- **Written task**
Search the listing for "content" and copy every line where it appears.

- **Data entries**
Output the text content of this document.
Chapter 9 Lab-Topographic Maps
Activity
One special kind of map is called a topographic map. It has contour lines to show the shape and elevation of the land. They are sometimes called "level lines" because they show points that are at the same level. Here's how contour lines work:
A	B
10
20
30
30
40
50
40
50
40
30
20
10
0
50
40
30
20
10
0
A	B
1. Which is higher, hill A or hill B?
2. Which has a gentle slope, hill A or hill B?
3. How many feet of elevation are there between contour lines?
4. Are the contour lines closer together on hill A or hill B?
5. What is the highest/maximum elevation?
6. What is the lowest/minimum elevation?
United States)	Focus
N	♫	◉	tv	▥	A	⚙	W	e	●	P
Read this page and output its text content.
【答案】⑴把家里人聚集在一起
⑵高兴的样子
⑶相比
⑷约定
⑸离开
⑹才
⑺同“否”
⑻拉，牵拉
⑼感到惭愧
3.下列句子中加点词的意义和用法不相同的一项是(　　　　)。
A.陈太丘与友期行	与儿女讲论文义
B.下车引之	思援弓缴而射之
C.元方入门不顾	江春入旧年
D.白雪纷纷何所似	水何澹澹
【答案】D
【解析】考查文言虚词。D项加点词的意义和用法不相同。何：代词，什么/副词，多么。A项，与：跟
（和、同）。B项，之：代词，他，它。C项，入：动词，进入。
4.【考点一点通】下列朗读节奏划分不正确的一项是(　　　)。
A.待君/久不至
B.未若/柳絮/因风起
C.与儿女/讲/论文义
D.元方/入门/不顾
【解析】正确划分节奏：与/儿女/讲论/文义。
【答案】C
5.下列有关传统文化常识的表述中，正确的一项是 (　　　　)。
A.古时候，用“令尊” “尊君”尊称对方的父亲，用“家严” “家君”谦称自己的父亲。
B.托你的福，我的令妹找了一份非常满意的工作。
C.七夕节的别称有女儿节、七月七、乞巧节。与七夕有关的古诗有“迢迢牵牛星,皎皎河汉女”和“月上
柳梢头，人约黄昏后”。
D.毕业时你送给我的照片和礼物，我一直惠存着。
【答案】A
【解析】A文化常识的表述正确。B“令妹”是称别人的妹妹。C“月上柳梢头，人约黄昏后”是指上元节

- **Correct output**
Output the text content of this document.
Read this page and output its text content.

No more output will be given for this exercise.